### Required work
In the listing below, find every line containing "ylabel" and copy it out.

(Dataset listings of figures)
--- Start ---

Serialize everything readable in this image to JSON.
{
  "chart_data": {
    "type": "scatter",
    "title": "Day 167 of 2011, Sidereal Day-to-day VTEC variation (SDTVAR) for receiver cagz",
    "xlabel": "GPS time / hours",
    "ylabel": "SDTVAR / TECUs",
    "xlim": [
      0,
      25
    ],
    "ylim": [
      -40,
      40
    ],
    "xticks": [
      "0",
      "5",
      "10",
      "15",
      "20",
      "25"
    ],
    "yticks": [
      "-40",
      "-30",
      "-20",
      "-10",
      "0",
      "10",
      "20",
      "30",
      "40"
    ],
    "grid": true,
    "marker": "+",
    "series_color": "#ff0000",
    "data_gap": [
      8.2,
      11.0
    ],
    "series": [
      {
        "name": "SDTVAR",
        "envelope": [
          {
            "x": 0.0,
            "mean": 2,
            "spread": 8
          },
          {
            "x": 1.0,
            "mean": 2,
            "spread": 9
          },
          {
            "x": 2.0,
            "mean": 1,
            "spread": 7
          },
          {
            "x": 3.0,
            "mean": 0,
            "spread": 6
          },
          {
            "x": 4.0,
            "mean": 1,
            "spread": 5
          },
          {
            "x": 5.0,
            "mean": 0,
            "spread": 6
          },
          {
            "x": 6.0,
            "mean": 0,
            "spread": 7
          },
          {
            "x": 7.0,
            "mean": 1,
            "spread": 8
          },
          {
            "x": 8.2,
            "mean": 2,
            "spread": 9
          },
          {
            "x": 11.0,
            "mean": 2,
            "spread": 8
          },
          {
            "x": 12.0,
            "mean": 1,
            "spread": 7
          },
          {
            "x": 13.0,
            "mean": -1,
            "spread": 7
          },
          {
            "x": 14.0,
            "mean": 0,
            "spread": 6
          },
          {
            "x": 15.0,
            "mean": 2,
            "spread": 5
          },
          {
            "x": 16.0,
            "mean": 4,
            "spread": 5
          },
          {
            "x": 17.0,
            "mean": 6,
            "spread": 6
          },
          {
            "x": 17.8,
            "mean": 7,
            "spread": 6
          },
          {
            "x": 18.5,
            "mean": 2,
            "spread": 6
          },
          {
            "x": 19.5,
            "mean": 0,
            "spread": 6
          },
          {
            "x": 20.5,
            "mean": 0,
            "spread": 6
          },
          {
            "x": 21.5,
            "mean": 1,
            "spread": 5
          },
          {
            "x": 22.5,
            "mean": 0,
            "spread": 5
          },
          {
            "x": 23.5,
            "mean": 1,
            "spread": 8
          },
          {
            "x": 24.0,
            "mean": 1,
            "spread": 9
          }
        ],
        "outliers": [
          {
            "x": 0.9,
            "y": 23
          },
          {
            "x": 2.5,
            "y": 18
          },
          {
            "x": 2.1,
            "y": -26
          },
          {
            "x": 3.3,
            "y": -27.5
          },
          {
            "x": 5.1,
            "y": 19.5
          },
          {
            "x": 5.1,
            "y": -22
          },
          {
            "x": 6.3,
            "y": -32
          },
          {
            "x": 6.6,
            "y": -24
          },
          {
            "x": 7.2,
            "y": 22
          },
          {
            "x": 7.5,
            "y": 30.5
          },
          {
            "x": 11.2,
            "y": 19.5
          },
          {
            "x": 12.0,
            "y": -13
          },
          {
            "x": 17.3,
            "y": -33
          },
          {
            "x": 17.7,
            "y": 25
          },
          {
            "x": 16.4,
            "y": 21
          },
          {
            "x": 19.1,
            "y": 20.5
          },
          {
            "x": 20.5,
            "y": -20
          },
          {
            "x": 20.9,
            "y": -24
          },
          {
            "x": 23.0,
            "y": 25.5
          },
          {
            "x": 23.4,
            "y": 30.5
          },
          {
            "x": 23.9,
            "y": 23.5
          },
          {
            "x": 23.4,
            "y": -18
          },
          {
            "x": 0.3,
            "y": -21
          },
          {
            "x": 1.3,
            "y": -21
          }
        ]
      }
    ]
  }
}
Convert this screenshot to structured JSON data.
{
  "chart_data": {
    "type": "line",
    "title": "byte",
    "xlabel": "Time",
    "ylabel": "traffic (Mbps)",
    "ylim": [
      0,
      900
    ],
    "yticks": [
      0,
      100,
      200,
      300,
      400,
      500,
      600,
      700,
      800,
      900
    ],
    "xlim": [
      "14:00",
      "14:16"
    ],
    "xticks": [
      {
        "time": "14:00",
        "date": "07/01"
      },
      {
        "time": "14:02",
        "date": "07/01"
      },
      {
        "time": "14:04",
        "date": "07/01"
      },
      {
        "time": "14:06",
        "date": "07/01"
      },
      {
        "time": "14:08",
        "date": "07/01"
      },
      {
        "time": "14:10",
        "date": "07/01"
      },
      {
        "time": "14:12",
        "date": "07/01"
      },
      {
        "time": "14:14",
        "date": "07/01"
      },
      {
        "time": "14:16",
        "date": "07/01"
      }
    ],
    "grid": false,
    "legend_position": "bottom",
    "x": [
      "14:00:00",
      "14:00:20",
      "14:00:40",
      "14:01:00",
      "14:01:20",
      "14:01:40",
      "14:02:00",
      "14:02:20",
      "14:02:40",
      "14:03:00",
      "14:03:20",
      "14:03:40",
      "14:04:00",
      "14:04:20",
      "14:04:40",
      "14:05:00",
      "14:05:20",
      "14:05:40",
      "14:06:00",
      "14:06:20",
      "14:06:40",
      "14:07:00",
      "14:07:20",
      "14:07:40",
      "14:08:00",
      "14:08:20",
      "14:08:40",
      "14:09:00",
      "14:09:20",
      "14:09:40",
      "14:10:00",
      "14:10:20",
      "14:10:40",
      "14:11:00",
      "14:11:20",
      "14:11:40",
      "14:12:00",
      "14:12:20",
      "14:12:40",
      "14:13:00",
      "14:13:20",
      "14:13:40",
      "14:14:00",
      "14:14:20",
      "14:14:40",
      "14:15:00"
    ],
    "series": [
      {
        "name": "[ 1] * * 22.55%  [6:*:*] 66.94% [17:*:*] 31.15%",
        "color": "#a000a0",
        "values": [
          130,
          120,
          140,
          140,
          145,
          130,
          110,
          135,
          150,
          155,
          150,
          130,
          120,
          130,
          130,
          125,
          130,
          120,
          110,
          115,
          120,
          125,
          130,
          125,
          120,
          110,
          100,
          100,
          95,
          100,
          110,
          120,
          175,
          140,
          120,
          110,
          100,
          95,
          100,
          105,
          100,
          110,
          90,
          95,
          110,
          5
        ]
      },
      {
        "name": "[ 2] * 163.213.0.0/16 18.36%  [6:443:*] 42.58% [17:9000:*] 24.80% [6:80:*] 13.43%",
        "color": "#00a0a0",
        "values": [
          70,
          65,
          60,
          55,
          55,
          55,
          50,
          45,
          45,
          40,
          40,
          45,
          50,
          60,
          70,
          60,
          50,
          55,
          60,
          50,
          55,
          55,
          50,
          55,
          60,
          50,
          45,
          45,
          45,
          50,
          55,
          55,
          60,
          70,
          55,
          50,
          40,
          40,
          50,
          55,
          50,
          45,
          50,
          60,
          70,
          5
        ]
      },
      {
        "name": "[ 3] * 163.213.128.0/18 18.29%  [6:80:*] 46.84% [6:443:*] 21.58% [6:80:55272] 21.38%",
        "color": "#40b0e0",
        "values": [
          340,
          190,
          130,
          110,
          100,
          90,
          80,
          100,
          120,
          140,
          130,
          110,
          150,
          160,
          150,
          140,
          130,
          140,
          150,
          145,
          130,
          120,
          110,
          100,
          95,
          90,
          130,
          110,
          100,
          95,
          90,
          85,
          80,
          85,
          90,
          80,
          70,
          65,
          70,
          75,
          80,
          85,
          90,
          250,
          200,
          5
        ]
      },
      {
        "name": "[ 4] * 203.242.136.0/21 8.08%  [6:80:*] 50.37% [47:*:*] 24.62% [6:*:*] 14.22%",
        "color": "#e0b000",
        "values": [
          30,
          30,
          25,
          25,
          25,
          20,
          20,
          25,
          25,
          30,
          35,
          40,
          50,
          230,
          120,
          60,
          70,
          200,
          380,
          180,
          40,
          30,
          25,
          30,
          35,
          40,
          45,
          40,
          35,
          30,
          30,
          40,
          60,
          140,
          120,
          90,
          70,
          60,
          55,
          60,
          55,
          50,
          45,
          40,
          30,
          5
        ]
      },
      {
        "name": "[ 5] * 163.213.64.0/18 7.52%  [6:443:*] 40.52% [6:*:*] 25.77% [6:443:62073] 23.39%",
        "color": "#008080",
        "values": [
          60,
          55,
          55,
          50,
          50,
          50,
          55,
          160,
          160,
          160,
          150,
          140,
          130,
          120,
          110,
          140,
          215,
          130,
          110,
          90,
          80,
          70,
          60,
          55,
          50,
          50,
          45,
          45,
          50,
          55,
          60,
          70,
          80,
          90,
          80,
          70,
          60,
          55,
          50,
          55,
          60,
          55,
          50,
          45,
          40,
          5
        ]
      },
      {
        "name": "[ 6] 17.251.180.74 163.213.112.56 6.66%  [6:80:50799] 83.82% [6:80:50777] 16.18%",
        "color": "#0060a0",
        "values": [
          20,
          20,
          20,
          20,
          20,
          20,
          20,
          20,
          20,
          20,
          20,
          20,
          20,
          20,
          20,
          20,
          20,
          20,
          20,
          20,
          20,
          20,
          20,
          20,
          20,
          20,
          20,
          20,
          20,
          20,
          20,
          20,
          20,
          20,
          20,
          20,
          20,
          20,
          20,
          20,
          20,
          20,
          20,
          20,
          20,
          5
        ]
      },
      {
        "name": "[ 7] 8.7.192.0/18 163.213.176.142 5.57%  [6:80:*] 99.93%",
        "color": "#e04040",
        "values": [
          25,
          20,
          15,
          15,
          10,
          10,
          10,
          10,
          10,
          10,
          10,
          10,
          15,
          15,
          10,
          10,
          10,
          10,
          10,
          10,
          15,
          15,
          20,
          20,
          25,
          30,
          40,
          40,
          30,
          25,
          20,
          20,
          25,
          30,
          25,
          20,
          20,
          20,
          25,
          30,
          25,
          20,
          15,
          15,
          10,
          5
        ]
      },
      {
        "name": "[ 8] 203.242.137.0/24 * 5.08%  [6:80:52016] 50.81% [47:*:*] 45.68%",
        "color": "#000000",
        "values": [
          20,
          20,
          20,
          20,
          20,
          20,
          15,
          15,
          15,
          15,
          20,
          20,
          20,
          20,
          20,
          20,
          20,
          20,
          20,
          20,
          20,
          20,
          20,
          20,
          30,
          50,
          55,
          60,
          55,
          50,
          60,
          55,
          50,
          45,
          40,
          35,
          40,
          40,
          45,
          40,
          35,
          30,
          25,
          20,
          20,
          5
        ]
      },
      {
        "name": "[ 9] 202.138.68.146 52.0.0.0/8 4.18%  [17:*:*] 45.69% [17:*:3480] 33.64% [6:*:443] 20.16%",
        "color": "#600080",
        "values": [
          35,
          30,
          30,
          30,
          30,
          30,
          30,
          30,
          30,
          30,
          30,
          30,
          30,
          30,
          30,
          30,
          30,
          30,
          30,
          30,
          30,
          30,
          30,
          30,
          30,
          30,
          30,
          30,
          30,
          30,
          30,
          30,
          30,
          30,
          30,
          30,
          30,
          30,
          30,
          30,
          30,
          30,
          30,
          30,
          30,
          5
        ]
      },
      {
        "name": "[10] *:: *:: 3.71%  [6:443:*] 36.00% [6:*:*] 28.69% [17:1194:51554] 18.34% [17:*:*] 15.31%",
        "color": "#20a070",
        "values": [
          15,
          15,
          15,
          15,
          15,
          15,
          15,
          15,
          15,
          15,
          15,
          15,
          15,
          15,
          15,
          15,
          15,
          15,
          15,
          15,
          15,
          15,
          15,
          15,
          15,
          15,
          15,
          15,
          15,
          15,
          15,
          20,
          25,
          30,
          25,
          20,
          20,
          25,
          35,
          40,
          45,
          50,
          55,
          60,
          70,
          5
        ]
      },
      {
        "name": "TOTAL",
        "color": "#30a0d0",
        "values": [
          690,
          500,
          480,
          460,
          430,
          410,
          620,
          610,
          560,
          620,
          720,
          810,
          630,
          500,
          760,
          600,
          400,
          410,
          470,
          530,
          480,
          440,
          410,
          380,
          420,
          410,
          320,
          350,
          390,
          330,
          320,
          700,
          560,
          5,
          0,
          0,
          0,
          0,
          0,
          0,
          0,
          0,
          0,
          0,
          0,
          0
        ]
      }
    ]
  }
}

--- End ---

### Result below
    "ylabel": "SDTVAR / TECUs",
    "ylabel": "traffic (Mbps)",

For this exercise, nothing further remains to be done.